What you are asked to do =
Restate each line word for word. Leave out every picture.

[START OF Data shown]

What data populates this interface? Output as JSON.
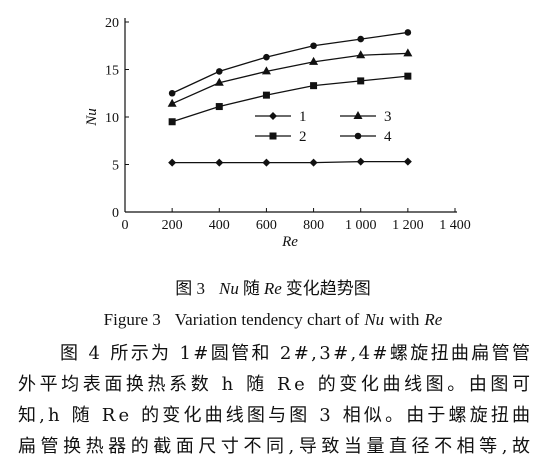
{
  "chart_data": {
    "type": "line",
    "x": [
      200,
      400,
      600,
      800,
      1000,
      1200
    ],
    "xlim": [
      0,
      1400
    ],
    "xticks": [
      0,
      200,
      400,
      600,
      800,
      {
        "value": 1000,
        "label": "1 000"
      },
      {
        "value": 1200,
        "label": "1 200"
      },
      {
        "value": 1400,
        "label": "1 400"
      }
    ],
    "ylim": [
      0,
      20
    ],
    "yticks": [
      0,
      5,
      10,
      15,
      20
    ],
    "x_label": "Re",
    "y_label": "Nu",
    "series": [
      {
        "name": "1",
        "color": "#111111",
        "marker": "diamond",
        "values": [
          5.2,
          5.2,
          5.2,
          5.2,
          5.3,
          5.3
        ]
      },
      {
        "name": "2",
        "color": "#111111",
        "marker": "square",
        "values": [
          9.5,
          11.1,
          12.3,
          13.3,
          13.8,
          14.3
        ]
      },
      {
        "name": "3",
        "color": "#111111",
        "marker": "triangle",
        "values": [
          11.4,
          13.6,
          14.8,
          15.8,
          16.5,
          16.7
        ]
      },
      {
        "name": "4",
        "color": "#111111",
        "marker": "circle",
        "values": [
          12.5,
          14.8,
          16.3,
          17.5,
          18.2,
          18.9
        ]
      }
    ]
  },
  "caption_cn": [
    "图 3",
    "Nu",
    "随",
    "Re",
    "变化趋势图"
  ],
  "caption_en": [
    "Figure 3",
    "Variation tendency chart of",
    "Nu",
    "with",
    "Re"
  ],
  "paragraph": [
    "图 4 所示为 1#圆管和 2#,3#,4#螺旋扭曲扁管管",
    "外平均表面换热系数 h 随 Re 的变化曲线图。由图可",
    "知,h 随 Re 的变化曲线图与图 3 相似。由于螺旋扭曲",
    "扁管换热器的截面尺寸不同,导致当量直径不相等,故"
  ]
}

[END OF Data shown]

Solution for this exercise =
What data populates this interface? Output as JSON.
{
  "chart_data": {
    "type": "line",
    "x": [
      200,
      400,
      600,
      800,
      1000,
      1200
    ],
    "xlim": [
      0,
      1400
    ],
    "xticks": [
      0,
      200,
      400,
      600,
      800,
      {
        "value": 1000,
        "label": "1 000"
      },
      {
        "value": 1200,
        "label": "1 200"
      },
      {
        "value": 1400,
        "label": "1 400"
      }
    ],
    "ylim": [
      0,
      20
    ],
    "yticks": [
      0,
      5,
      10,
      15,
      20
    ],
    "x_label": "Re",
    "y_label": "Nu",
    "series": [
      {
        "name": "1",
        "color": "#111111",
        "marker": "diamond",
        "values": [
          5.2,
          5.2,
          5.2,
          5.2,
          5.3,
          5.3
        ]
      },
      {
        "name": "2",
        "color": "#111111",
        "marker": "square",
        "values": [
          9.5,
          11.1,
          12.3,
          13.3,
          13.8,
          14.3
        ]
      },
      {
        "name": "3",
        "color": "#111111",
        "marker": "triangle",
        "values": [
          11.4,
          13.6,
          14.8,
          15.8,
          16.5,
          16.7
        ]
      },
      {
        "name": "4",
        "color": "#111111",
        "marker": "circle",
        "values": [
          12.5,
          14.8,
          16.3,
          17.5,
          18.2,
          18.9
        ]
      }
    ]
  },
  "caption_cn": [
    "图 3",
    "Nu",
    "随",
    "Re",
    "变化趋势图"
  ],
  "caption_en": [
    "Figure 3",
    "Variation tendency chart of",
    "Nu",
    "with",
    "Re"
  ],
  "paragraph": [
    "图 4 所示为 1#圆管和 2#,3#,4#螺旋扭曲扁管管",
    "外平均表面换热系数 h 随 Re 的变化曲线图。由图可",
    "知,h 随 Re 的变化曲线图与图 3 相似。由于螺旋扭曲",
    "扁管换热器的截面尺寸不同,导致当量直径不相等,故"
  ]
}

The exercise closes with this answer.